PROBLEM REQUIREMENTS | Count how many lines hold the word "青海省交通运输行业安全生产专项整治三年行动" and give that number as the whole answer.
-- start --
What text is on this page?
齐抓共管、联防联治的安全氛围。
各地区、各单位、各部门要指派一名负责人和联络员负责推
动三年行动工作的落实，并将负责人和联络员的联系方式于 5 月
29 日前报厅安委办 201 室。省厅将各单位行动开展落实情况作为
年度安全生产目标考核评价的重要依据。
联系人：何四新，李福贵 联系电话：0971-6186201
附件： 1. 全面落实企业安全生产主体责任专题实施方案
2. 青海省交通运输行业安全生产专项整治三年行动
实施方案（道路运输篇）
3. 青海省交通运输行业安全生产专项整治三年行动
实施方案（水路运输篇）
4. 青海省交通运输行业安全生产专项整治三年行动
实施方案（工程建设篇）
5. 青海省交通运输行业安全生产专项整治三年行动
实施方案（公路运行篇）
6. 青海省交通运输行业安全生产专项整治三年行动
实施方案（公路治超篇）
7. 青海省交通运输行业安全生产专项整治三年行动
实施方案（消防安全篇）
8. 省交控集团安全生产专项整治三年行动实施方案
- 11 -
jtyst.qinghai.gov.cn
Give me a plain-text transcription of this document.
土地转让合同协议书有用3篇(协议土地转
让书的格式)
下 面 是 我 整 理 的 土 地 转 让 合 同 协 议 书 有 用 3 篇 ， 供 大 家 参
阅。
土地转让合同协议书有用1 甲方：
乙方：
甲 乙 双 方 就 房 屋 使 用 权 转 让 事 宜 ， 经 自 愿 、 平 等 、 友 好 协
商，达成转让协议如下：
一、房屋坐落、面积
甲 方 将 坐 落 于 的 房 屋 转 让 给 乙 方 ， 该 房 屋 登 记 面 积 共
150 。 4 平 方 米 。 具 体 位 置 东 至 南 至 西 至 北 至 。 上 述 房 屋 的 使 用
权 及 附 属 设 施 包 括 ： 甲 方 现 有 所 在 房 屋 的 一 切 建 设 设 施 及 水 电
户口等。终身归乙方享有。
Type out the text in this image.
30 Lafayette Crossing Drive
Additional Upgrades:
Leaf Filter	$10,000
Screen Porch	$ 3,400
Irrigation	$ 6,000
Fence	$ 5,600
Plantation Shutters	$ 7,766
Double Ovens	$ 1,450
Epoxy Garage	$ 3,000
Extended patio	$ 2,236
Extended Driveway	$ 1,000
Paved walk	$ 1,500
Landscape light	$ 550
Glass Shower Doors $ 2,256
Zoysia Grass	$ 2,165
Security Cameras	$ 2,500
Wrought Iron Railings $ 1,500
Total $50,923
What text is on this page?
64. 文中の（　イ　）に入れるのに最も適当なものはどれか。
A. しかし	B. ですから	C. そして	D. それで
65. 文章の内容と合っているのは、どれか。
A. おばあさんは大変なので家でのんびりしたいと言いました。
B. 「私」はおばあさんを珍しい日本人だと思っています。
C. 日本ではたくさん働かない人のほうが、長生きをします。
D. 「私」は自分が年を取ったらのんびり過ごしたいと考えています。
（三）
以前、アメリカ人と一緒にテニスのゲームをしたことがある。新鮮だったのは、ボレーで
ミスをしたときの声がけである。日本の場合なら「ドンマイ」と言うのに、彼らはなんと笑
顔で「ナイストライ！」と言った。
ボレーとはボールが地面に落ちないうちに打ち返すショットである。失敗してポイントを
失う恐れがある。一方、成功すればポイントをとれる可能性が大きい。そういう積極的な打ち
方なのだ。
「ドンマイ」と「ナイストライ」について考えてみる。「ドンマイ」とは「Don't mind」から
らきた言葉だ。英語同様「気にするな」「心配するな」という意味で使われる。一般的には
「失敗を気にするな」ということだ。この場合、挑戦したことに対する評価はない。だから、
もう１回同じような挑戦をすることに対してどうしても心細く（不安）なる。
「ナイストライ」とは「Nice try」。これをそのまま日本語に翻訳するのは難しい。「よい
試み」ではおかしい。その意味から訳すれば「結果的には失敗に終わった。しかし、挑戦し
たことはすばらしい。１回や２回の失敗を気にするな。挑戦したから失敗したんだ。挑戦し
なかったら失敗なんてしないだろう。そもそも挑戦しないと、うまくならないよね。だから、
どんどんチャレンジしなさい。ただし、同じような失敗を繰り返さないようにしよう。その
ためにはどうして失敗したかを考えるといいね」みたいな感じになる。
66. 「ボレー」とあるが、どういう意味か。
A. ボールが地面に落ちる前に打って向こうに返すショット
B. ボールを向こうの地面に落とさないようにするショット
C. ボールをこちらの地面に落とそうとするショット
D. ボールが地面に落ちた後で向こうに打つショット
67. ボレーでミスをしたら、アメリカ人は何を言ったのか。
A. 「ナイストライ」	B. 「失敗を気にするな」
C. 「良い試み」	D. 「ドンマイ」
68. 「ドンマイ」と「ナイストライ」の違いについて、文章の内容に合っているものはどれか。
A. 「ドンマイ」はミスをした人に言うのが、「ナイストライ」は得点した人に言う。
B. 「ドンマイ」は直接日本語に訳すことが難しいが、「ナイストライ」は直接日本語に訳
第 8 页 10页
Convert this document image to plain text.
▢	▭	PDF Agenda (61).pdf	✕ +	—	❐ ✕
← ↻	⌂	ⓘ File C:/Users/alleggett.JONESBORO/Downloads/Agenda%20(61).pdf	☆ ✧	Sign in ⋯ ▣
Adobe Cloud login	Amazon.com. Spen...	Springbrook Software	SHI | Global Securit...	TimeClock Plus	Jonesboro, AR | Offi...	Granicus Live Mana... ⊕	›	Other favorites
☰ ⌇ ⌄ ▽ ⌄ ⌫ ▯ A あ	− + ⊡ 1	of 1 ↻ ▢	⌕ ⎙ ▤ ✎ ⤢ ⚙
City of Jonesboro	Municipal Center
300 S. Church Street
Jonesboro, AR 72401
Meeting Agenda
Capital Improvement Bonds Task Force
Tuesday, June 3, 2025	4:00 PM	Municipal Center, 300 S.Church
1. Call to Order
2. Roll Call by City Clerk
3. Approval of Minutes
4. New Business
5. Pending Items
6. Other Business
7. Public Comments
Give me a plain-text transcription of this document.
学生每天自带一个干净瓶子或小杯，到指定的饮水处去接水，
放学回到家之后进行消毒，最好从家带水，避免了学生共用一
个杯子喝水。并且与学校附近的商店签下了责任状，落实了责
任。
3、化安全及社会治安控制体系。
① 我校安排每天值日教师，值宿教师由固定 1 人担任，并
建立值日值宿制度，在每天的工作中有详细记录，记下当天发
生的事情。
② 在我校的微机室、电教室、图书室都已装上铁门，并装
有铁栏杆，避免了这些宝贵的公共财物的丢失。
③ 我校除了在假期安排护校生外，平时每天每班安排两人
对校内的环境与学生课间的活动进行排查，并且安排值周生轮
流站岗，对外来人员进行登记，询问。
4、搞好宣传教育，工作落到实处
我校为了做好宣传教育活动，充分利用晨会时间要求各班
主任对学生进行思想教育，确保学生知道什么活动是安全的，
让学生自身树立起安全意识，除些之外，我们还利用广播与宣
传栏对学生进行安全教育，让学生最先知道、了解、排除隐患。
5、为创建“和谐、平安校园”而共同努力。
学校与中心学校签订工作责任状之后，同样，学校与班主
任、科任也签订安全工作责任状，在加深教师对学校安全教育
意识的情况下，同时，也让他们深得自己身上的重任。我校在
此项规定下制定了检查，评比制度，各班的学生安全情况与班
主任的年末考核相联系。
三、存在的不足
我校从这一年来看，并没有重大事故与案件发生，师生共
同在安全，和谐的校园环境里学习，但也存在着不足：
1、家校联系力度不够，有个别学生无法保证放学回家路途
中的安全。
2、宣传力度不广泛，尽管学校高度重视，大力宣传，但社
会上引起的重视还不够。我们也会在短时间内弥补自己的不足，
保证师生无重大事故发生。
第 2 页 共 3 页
-- end --
RESULT OF THIS TASK | 6